● **Data listing**
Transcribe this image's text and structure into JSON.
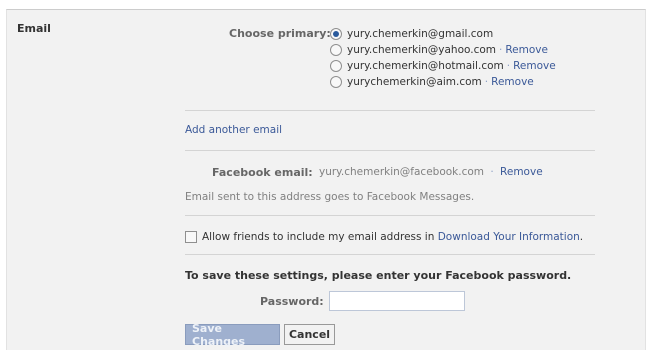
{
  "section": {
    "label": "Email"
  },
  "primary": {
    "label": "Choose primary:",
    "options": [
      {
        "address": "yury.chemerkin@gmail.com",
        "remove": ""
      },
      {
        "address": "yury.chemerkin@yahoo.com",
        "remove": "Remove"
      },
      {
        "address": "yury.chemerkin@hotmail.com",
        "remove": "Remove"
      },
      {
        "address": "yurychemerkin@aim.com",
        "remove": "Remove"
      }
    ],
    "separator": "·"
  },
  "add_email": {
    "label": "Add another email"
  },
  "facebook_email": {
    "label": "Facebook email:",
    "address": "yury.chemerkin@facebook.com",
    "remove": "Remove",
    "note": "Email sent to this address goes to Facebook Messages."
  },
  "allow_friends": {
    "text": "Allow friends to include my email address in ",
    "link": "Download Your Information",
    "suffix": "."
  },
  "password_prompt": {
    "text": "To save these settings, please enter your Facebook password.",
    "password_label": "Password:",
    "password_value": ""
  },
  "buttons": {
    "save": "Save Changes",
    "cancel": "Cancel"
  }
}
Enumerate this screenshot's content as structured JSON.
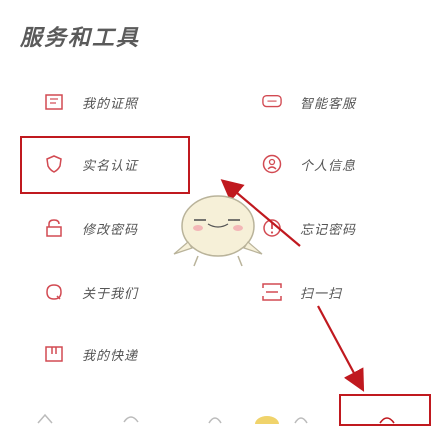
{
  "section_title": "服务和工具",
  "items_left": [
    {
      "label": "我的证照",
      "icon": "certificate-icon"
    },
    {
      "label": "实名认证",
      "icon": "shield-icon"
    },
    {
      "label": "修改密码",
      "icon": "lock-icon"
    },
    {
      "label": "关于我们",
      "icon": "info-icon"
    },
    {
      "label": "我的快递",
      "icon": "package-icon"
    }
  ],
  "items_right": [
    {
      "label": "智能客服",
      "icon": "chat-icon"
    },
    {
      "label": "个人信息",
      "icon": "user-icon"
    },
    {
      "label": "忘记密码",
      "icon": "key-icon"
    },
    {
      "label": "扫一扫",
      "icon": "scan-icon"
    }
  ],
  "colors": {
    "accent": "#c0191f",
    "icon": "#d24a52",
    "text": "#555555"
  }
}
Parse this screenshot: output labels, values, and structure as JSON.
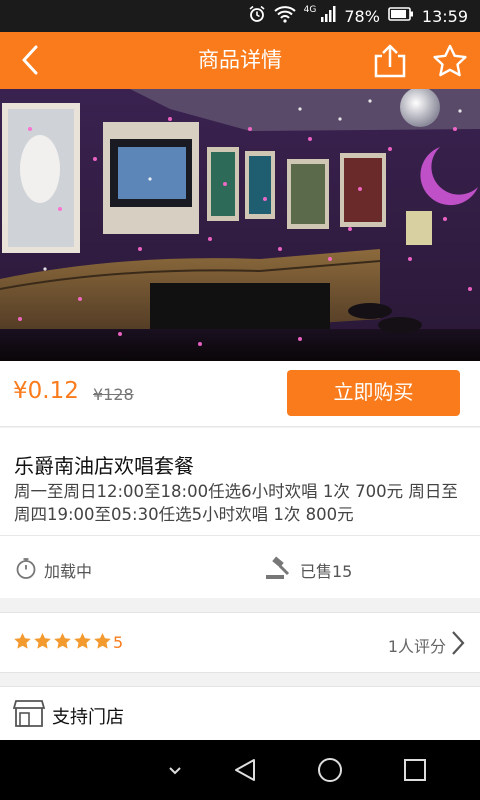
{
  "status_bar": {
    "network": "4G",
    "battery": "78%",
    "time": "13:59",
    "icons": [
      "alarm-icon",
      "wifi-icon",
      "signal-icon",
      "battery-icon"
    ]
  },
  "header": {
    "title": "商品详情",
    "icons": [
      "back-arrow-icon",
      "share-icon",
      "star-icon"
    ]
  },
  "product": {
    "price": "¥0.12",
    "original_price": "¥128",
    "buy_label": "立即购买",
    "name": "乐爵南油店欢唱套餐",
    "description": "周一至周日12:00至18:00任选6小时欢唱 1次 700元 周日至周四19:00至05:30任选5小时欢唱 1次 800元",
    "status": "加载中",
    "sold": "已售15"
  },
  "rating": {
    "stars": 5,
    "score": "5",
    "count": "1人评分"
  },
  "store": {
    "label": "支持门店"
  },
  "colors": {
    "accent": "#f97b1b",
    "star": "#f29a2e"
  }
}
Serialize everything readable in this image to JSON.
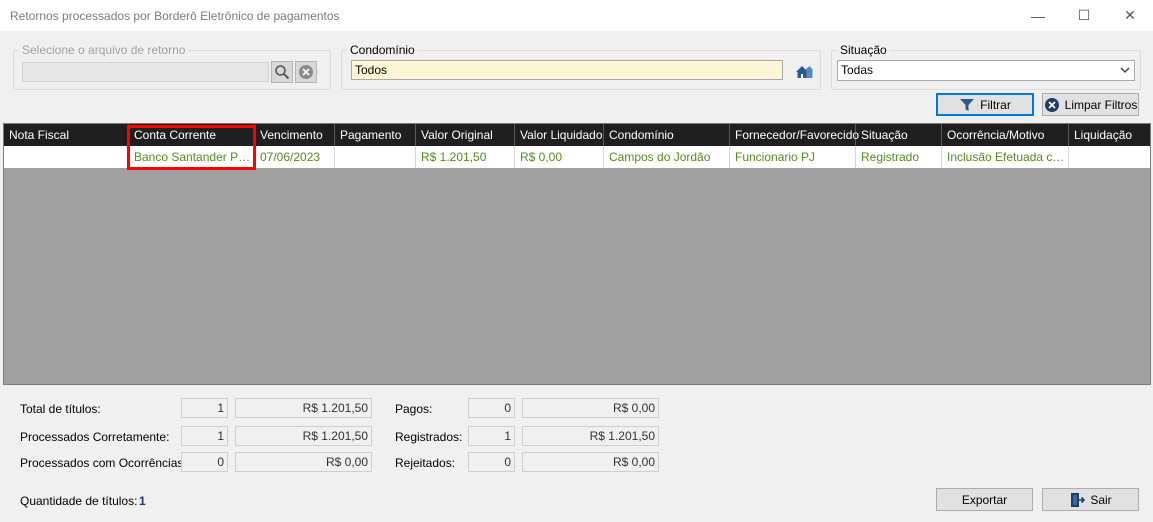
{
  "window": {
    "title": "Retornos processados por Borderô Eletrônico de pagamentos",
    "minimize_glyph": "—",
    "maximize_glyph": "☐",
    "close_glyph": "✕"
  },
  "filters": {
    "file": {
      "legend": "Selecione o arquivo de retorno",
      "value": "",
      "search_icon": "magnifier-icon",
      "clear_icon": "clear-x-icon"
    },
    "condominio": {
      "legend": "Condomínio",
      "value": "Todos",
      "icon": "buildings-icon"
    },
    "situacao": {
      "legend": "Situação",
      "selected": "Todas"
    },
    "filter_button": "Filtrar",
    "clear_button": "Limpar Filtros"
  },
  "table": {
    "columns": [
      "Nota Fiscal",
      "Conta Corrente",
      "Vencimento",
      "Pagamento",
      "Valor Original",
      "Valor Liquidado",
      "Condomínio",
      "Fornecedor/Favorecido",
      "Situação",
      "Ocorrência/Motivo",
      "Liquidação"
    ],
    "rows": [
      [
        "",
        "Banco Santander Prin…",
        "07/06/2023",
        "",
        "R$ 1.201,50",
        "R$ 0,00",
        "Campos do Jordão",
        "Funcionario PJ",
        "Registrado",
        "Inclusão Efetuada co…",
        ""
      ]
    ]
  },
  "totals": {
    "total_titulos": {
      "label": "Total de títulos:",
      "count": "1",
      "value": "R$ 1.201,50"
    },
    "processados_corretamente": {
      "label": "Processados Corretamente:",
      "count": "1",
      "value": "R$ 1.201,50"
    },
    "processados_ocorrencias": {
      "label": "Processados com Ocorrências:",
      "count": "0",
      "value": "R$ 0,00"
    },
    "pagos": {
      "label": "Pagos:",
      "count": "0",
      "value": "R$ 0,00"
    },
    "registrados": {
      "label": "Registrados:",
      "count": "1",
      "value": "R$ 1.201,50"
    },
    "rejeitados": {
      "label": "Rejeitados:",
      "count": "0",
      "value": "R$ 0,00"
    }
  },
  "footer": {
    "quantidade_label": "Quantidade de títulos:",
    "quantidade_value": "1",
    "export_button": "Exportar",
    "exit_button": "Sair"
  },
  "colors": {
    "row_text": "#4f8f1b",
    "header_bg": "#1f1f1f",
    "highlight": "#ff0000",
    "condominio_bg": "#fff6d5",
    "accent": "#0078d7"
  }
}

● **Your task**
Give a single number: the count of lines above that include the word "títulos".

● **Exercise answer**
2